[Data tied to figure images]
⟨

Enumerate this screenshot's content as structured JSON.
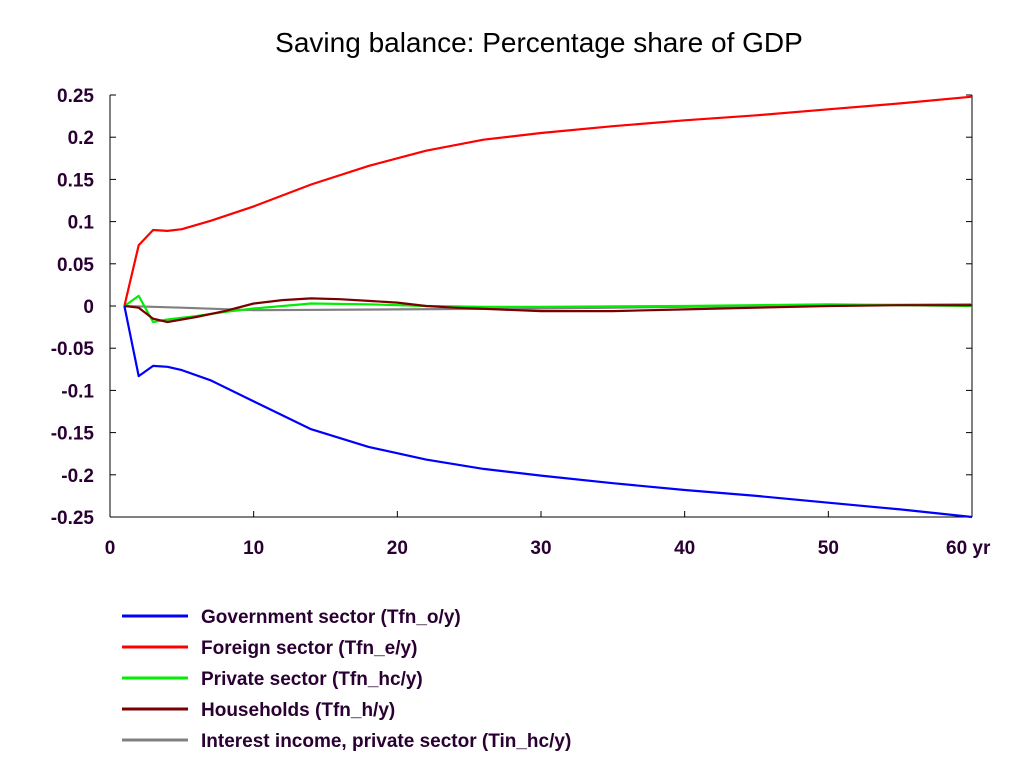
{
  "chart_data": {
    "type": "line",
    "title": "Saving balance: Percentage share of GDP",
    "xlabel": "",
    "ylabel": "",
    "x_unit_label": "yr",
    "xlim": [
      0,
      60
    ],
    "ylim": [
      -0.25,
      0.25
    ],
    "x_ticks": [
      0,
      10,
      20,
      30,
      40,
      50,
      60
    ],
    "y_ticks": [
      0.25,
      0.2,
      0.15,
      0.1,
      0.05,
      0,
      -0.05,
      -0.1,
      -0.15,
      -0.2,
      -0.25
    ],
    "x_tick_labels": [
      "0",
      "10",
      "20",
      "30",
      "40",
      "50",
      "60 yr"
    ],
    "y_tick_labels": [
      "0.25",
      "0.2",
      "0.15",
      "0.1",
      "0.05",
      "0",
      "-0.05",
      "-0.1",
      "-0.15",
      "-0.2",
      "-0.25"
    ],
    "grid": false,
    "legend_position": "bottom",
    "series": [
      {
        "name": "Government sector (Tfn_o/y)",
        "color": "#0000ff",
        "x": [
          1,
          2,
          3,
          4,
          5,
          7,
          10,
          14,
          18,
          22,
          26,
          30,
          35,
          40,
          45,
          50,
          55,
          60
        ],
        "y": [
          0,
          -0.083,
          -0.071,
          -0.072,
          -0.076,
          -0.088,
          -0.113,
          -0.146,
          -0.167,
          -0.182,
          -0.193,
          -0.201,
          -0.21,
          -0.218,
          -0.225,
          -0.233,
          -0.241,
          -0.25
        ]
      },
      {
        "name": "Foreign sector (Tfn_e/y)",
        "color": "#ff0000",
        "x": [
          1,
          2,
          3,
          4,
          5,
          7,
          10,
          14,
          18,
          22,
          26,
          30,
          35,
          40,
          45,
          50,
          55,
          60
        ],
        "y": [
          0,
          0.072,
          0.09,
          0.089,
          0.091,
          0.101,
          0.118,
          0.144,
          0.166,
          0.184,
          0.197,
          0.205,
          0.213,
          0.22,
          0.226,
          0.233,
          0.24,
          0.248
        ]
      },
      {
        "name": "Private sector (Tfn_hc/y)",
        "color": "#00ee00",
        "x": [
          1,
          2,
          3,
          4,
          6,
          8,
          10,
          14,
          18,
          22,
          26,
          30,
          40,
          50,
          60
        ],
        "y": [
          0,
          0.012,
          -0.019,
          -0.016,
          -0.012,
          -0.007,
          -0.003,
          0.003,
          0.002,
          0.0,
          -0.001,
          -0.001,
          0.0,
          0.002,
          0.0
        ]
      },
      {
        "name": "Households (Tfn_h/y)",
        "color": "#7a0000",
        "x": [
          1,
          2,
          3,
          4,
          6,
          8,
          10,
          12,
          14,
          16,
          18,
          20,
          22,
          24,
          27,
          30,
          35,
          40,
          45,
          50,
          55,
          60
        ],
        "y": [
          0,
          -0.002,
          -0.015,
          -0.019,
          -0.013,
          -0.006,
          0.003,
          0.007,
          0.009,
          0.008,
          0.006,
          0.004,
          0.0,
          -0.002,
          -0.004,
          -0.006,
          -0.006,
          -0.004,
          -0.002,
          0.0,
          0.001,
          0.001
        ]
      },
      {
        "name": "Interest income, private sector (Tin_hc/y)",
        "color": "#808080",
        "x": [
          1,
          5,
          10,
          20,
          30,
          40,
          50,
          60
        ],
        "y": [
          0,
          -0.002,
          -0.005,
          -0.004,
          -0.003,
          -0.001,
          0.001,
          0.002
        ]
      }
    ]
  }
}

⟩

*Given task:*
All of the lines above should be retyped precisely, apart from the pictures.

*Output below:*
Enumerate this screenshot's content as structured JSON.
{
  "chart_data": {
    "type": "line",
    "title": "Saving balance: Percentage share of GDP",
    "xlabel": "",
    "ylabel": "",
    "x_unit_label": "yr",
    "xlim": [
      0,
      60
    ],
    "ylim": [
      -0.25,
      0.25
    ],
    "x_ticks": [
      0,
      10,
      20,
      30,
      40,
      50,
      60
    ],
    "y_ticks": [
      0.25,
      0.2,
      0.15,
      0.1,
      0.05,
      0,
      -0.05,
      -0.1,
      -0.15,
      -0.2,
      -0.25
    ],
    "x_tick_labels": [
      "0",
      "10",
      "20",
      "30",
      "40",
      "50",
      "60 yr"
    ],
    "y_tick_labels": [
      "0.25",
      "0.2",
      "0.15",
      "0.1",
      "0.05",
      "0",
      "-0.05",
      "-0.1",
      "-0.15",
      "-0.2",
      "-0.25"
    ],
    "grid": false,
    "legend_position": "bottom",
    "series": [
      {
        "name": "Government sector (Tfn_o/y)",
        "color": "#0000ff",
        "x": [
          1,
          2,
          3,
          4,
          5,
          7,
          10,
          14,
          18,
          22,
          26,
          30,
          35,
          40,
          45,
          50,
          55,
          60
        ],
        "y": [
          0,
          -0.083,
          -0.071,
          -0.072,
          -0.076,
          -0.088,
          -0.113,
          -0.146,
          -0.167,
          -0.182,
          -0.193,
          -0.201,
          -0.21,
          -0.218,
          -0.225,
          -0.233,
          -0.241,
          -0.25
        ]
      },
      {
        "name": "Foreign sector (Tfn_e/y)",
        "color": "#ff0000",
        "x": [
          1,
          2,
          3,
          4,
          5,
          7,
          10,
          14,
          18,
          22,
          26,
          30,
          35,
          40,
          45,
          50,
          55,
          60
        ],
        "y": [
          0,
          0.072,
          0.09,
          0.089,
          0.091,
          0.101,
          0.118,
          0.144,
          0.166,
          0.184,
          0.197,
          0.205,
          0.213,
          0.22,
          0.226,
          0.233,
          0.24,
          0.248
        ]
      },
      {
        "name": "Private sector (Tfn_hc/y)",
        "color": "#00ee00",
        "x": [
          1,
          2,
          3,
          4,
          6,
          8,
          10,
          14,
          18,
          22,
          26,
          30,
          40,
          50,
          60
        ],
        "y": [
          0,
          0.012,
          -0.019,
          -0.016,
          -0.012,
          -0.007,
          -0.003,
          0.003,
          0.002,
          0.0,
          -0.001,
          -0.001,
          0.0,
          0.002,
          0.0
        ]
      },
      {
        "name": "Households (Tfn_h/y)",
        "color": "#7a0000",
        "x": [
          1,
          2,
          3,
          4,
          6,
          8,
          10,
          12,
          14,
          16,
          18,
          20,
          22,
          24,
          27,
          30,
          35,
          40,
          45,
          50,
          55,
          60
        ],
        "y": [
          0,
          -0.002,
          -0.015,
          -0.019,
          -0.013,
          -0.006,
          0.003,
          0.007,
          0.009,
          0.008,
          0.006,
          0.004,
          0.0,
          -0.002,
          -0.004,
          -0.006,
          -0.006,
          -0.004,
          -0.002,
          0.0,
          0.001,
          0.001
        ]
      },
      {
        "name": "Interest income, private sector (Tin_hc/y)",
        "color": "#808080",
        "x": [
          1,
          5,
          10,
          20,
          30,
          40,
          50,
          60
        ],
        "y": [
          0,
          -0.002,
          -0.005,
          -0.004,
          -0.003,
          -0.001,
          0.001,
          0.002
        ]
      }
    ]
  }
}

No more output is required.